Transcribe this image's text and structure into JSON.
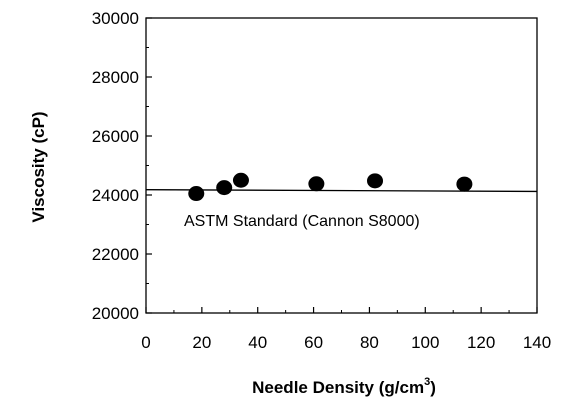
{
  "chart_data": {
    "type": "scatter",
    "xlabel": "Needle Density (g/cm",
    "xlabel_sup": "3",
    "xlabel_end": ")",
    "ylabel": "Viscosity (cP)",
    "xlim": [
      0,
      140
    ],
    "ylim": [
      20000,
      30000
    ],
    "x_ticks": [
      0,
      20,
      40,
      60,
      80,
      100,
      120,
      140
    ],
    "y_ticks": [
      20000,
      22000,
      24000,
      26000,
      28000,
      30000
    ],
    "grid": false,
    "series": [
      {
        "points": [
          {
            "x": 18,
            "y": 24050
          },
          {
            "x": 28,
            "y": 24250
          },
          {
            "x": 34,
            "y": 24500
          },
          {
            "x": 61,
            "y": 24380
          },
          {
            "x": 82,
            "y": 24480
          },
          {
            "x": 114,
            "y": 24370
          }
        ]
      }
    ],
    "reference_line": {
      "x": [
        0,
        140
      ],
      "y": [
        24180,
        24120
      ]
    },
    "annotation": "ASTM Standard (Cannon S8000)"
  }
}
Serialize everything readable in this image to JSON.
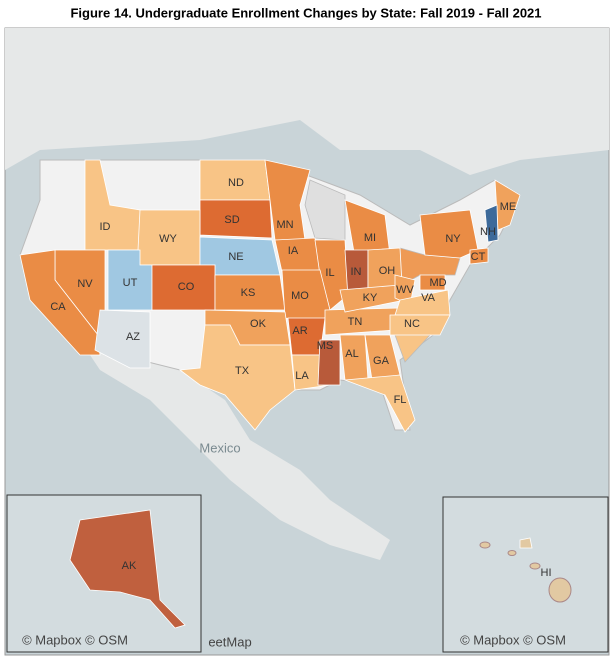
{
  "title": "Figure 14. Undergraduate Enrollment Changes by State: Fall 2019 - Fall 2021",
  "states": [
    {
      "label": "ND",
      "color": "#f8c486"
    },
    {
      "label": "SD",
      "color": "#dd6b32"
    },
    {
      "label": "MN",
      "color": "#ea8c45"
    },
    {
      "label": "WY",
      "color": "#f8c486"
    },
    {
      "label": "ID",
      "color": "#f8c486"
    },
    {
      "label": "NE",
      "color": "#a0c8e2"
    },
    {
      "label": "IA",
      "color": "#ea8c45"
    },
    {
      "label": "MI",
      "color": "#ea8c45"
    },
    {
      "label": "IL",
      "color": "#ea8c45"
    },
    {
      "label": "IN",
      "color": "#b85a3a"
    },
    {
      "label": "OH",
      "color": "#f0a25c"
    },
    {
      "label": "NY",
      "color": "#ea8c45"
    },
    {
      "label": "ME",
      "color": "#f0a25c"
    },
    {
      "label": "NH",
      "color": "#3d6a9a"
    },
    {
      "label": "CT",
      "color": "#ea8c45"
    },
    {
      "label": "NV",
      "color": "#ea8c45"
    },
    {
      "label": "CA",
      "color": "#ea8c45"
    },
    {
      "label": "UT",
      "color": "#a0c8e2"
    },
    {
      "label": "CO",
      "color": "#dd6b32"
    },
    {
      "label": "AZ",
      "color": "#dce2e6"
    },
    {
      "label": "KS",
      "color": "#ea8c45"
    },
    {
      "label": "MO",
      "color": "#ea8c45"
    },
    {
      "label": "OK",
      "color": "#f0a25c"
    },
    {
      "label": "TX",
      "color": "#f8c486"
    },
    {
      "label": "AR",
      "color": "#dd6b32"
    },
    {
      "label": "LA",
      "color": "#f8c486"
    },
    {
      "label": "MS",
      "color": "#b85a3a"
    },
    {
      "label": "AL",
      "color": "#f0a25c"
    },
    {
      "label": "GA",
      "color": "#f0a25c"
    },
    {
      "label": "FL",
      "color": "#f8c486"
    },
    {
      "label": "TN",
      "color": "#f0a25c"
    },
    {
      "label": "KY",
      "color": "#f0a25c"
    },
    {
      "label": "WV",
      "color": "#f0a25c"
    },
    {
      "label": "VA",
      "color": "#f8c486"
    },
    {
      "label": "NC",
      "color": "#f8c486"
    },
    {
      "label": "MD",
      "color": "#ea8c45"
    },
    {
      "label": "AK",
      "color": "#c0603e"
    },
    {
      "label": "HI",
      "color": "#e2c9a2"
    }
  ],
  "map_labels": {
    "country": "Mexico",
    "partial": "eetMap"
  },
  "attributions": [
    "© Mapbox © OSM",
    "© Mapbox © OSM"
  ]
}
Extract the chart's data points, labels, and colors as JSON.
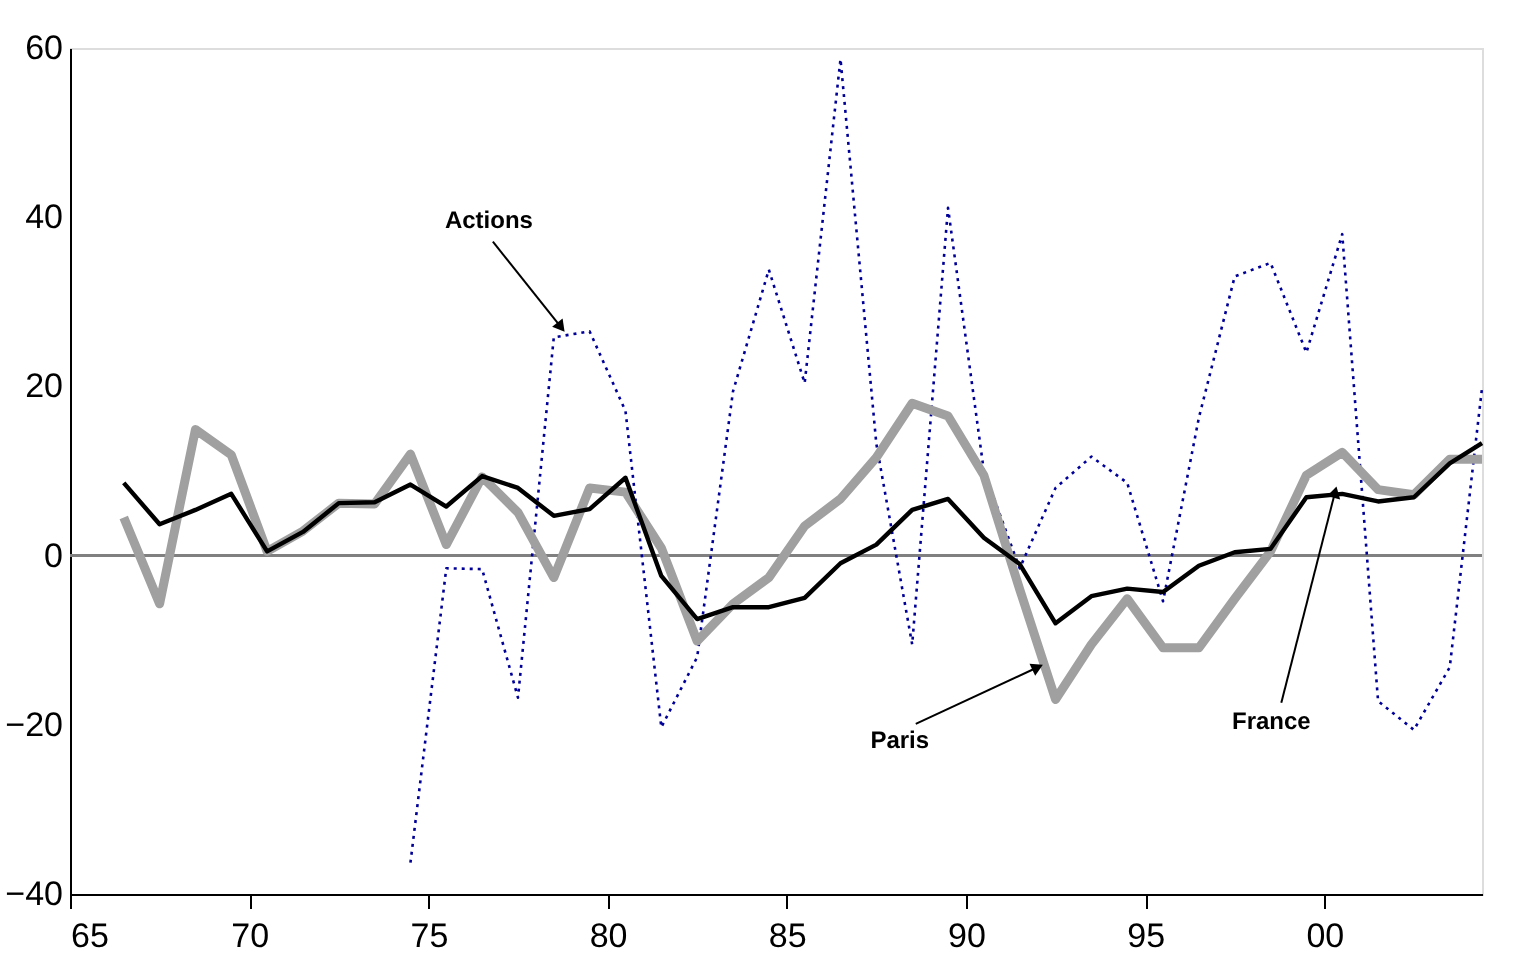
{
  "chart_data": {
    "type": "line",
    "xlim": [
      1965,
      2004.4
    ],
    "ylim": [
      -40,
      60
    ],
    "xticks": [
      {
        "value": 1965,
        "label": "65"
      },
      {
        "value": 1970,
        "label": "70"
      },
      {
        "value": 1975,
        "label": "75"
      },
      {
        "value": 1980,
        "label": "80"
      },
      {
        "value": 1985,
        "label": "85"
      },
      {
        "value": 1990,
        "label": "90"
      },
      {
        "value": 1995,
        "label": "95"
      },
      {
        "value": 2000,
        "label": "00"
      }
    ],
    "yticks": [
      -40,
      -20,
      0,
      20,
      40,
      60
    ],
    "grid": false,
    "marker": "none",
    "ref_lines": [
      {
        "axis": "y",
        "value": 0,
        "color": "#808080"
      }
    ],
    "series": [
      {
        "color": "#000000",
        "line_style": "solid",
        "x": [
          1966.5,
          1967.5,
          1968.5,
          1969.5,
          1970.5,
          1971.5,
          1972.5,
          1973.5,
          1974.5,
          1975.5,
          1976.5,
          1977.5,
          1978.5,
          1979.5,
          1980.5,
          1981.5,
          1982.5,
          1983.5,
          1984.5,
          1985.5,
          1986.5,
          1987.5,
          1988.5,
          1989.5,
          1990.5,
          1991.5,
          1992.5,
          1993.5,
          1994.5,
          1995.5,
          1996.5,
          1997.5,
          1998.5,
          1999.5,
          2000.5,
          2001.5,
          2002.5,
          2003.5,
          2004.4
        ],
        "values": [
          8.6,
          3.7,
          5.4,
          7.3,
          0.5,
          2.8,
          6.2,
          6.3,
          8.4,
          5.8,
          9.4,
          8.0,
          4.7,
          5.5,
          9.2,
          -2.4,
          -7.5,
          -6.1,
          -6.1,
          -5.0,
          -0.9,
          1.3,
          5.4,
          6.7,
          2.1,
          -1.0,
          -8.0,
          -4.8,
          -3.9,
          -4.3,
          -1.2,
          0.4,
          0.8,
          6.9,
          7.3,
          6.4,
          6.9,
          10.9,
          13.3
        ]
      },
      {
        "color": "#a0a0a0",
        "line_style": "solid",
        "x": [
          1966.5,
          1967.5,
          1968.5,
          1969.5,
          1970.5,
          1971.5,
          1972.5,
          1973.5,
          1974.5,
          1975.5,
          1976.5,
          1977.5,
          1978.5,
          1979.5,
          1980.5,
          1981.5,
          1982.5,
          1983.5,
          1984.5,
          1985.5,
          1986.5,
          1987.5,
          1988.5,
          1989.5,
          1990.5,
          1991.5,
          1992.5,
          1993.5,
          1994.5,
          1995.5,
          1996.5,
          1997.5,
          1998.5,
          1999.5,
          2000.5,
          2001.5,
          2002.5,
          2003.5,
          2004.4
        ],
        "values": [
          4.5,
          -5.7,
          14.9,
          11.9,
          0.5,
          2.9,
          6.2,
          6.1,
          12.0,
          1.3,
          9.3,
          5.1,
          -2.6,
          8.0,
          7.5,
          0.9,
          -10.1,
          -5.7,
          -2.6,
          3.5,
          6.7,
          11.6,
          18.0,
          16.5,
          9.5,
          -4.0,
          -17.0,
          -10.5,
          -5.1,
          -10.9,
          -10.9,
          -5.1,
          0.5,
          9.5,
          12.2,
          7.8,
          7.2,
          11.4,
          11.4
        ]
      },
      {
        "color": "#000099",
        "line_style": "dotted",
        "x": [
          1974.5,
          1975.5,
          1976.5,
          1977.5,
          1978.5,
          1979.5,
          1980.5,
          1981.5,
          1982.5,
          1983.5,
          1984.5,
          1985.5,
          1986.5,
          1987.5,
          1988.5,
          1989.5,
          1990.5,
          1991.5,
          1992.5,
          1993.5,
          1994.5,
          1995.5,
          1996.5,
          1997.5,
          1998.5,
          1999.5,
          2000.5,
          2001.5,
          2002.5,
          2003.5,
          2004.4
        ],
        "values": [
          -36.3,
          -1.5,
          -1.6,
          -16.8,
          25.8,
          26.5,
          17.1,
          -20.3,
          -12.0,
          19.4,
          33.8,
          20.4,
          58.7,
          13.2,
          -10.5,
          41.1,
          10.0,
          -1.5,
          8.0,
          11.7,
          8.6,
          -5.4,
          16.3,
          33.0,
          34.6,
          24.0,
          38.0,
          -17.2,
          -20.6,
          -13.2,
          19.8
        ]
      }
    ],
    "annotations": [
      {
        "text": "Actions",
        "x": 1978.7,
        "y": 27
      },
      {
        "text": "Paris",
        "x": 1992.0,
        "y": -13.2
      },
      {
        "text": "France",
        "x": 2000.3,
        "y": 7.5
      }
    ]
  }
}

→ **GIVEN EXERCISE**
Report how many lines in the data include the word "points", and give nothing but the count.

→ **THE REPLY**
2